▸ Provided data
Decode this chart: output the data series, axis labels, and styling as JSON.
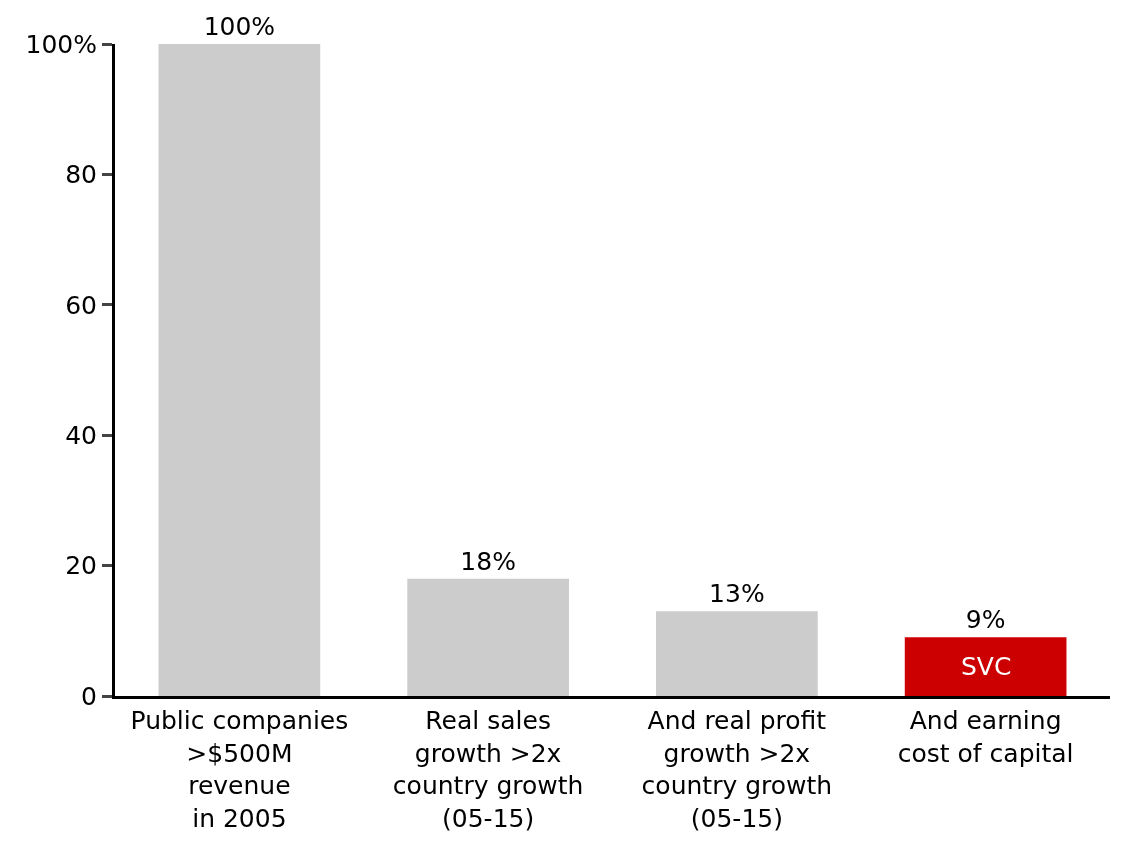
{
  "chart_data": {
    "type": "bar",
    "categories": [
      "Public companies\n>$500M\nrevenue\nin 2005",
      "Real sales\ngrowth >2x\ncountry growth\n(05-15)",
      "And real profit\ngrowth >2x\ncountry growth\n(05-15)",
      "And earning\ncost of capital"
    ],
    "values": [
      100,
      18,
      13,
      9
    ],
    "colors": [
      "#cccccc",
      "#cccccc",
      "#cccccc",
      "#cc0000"
    ],
    "value_labels": [
      "100%",
      "18%",
      "13%",
      "9%"
    ],
    "ylim": [
      0,
      100
    ],
    "yticks": [
      0,
      20,
      40,
      60,
      80,
      {
        "value": 100,
        "label": "100%"
      }
    ],
    "grid": false,
    "annotations": [
      "SVC"
    ]
  }
}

▸ Required work
Look through the data above. Copy every line with the string "ngrowth" in it.

▸ The result
      "Real sales\ngrowth >2x\ncountry growth\n(05-15)",
      "And real profit\ngrowth >2x\ncountry growth\n(05-15)",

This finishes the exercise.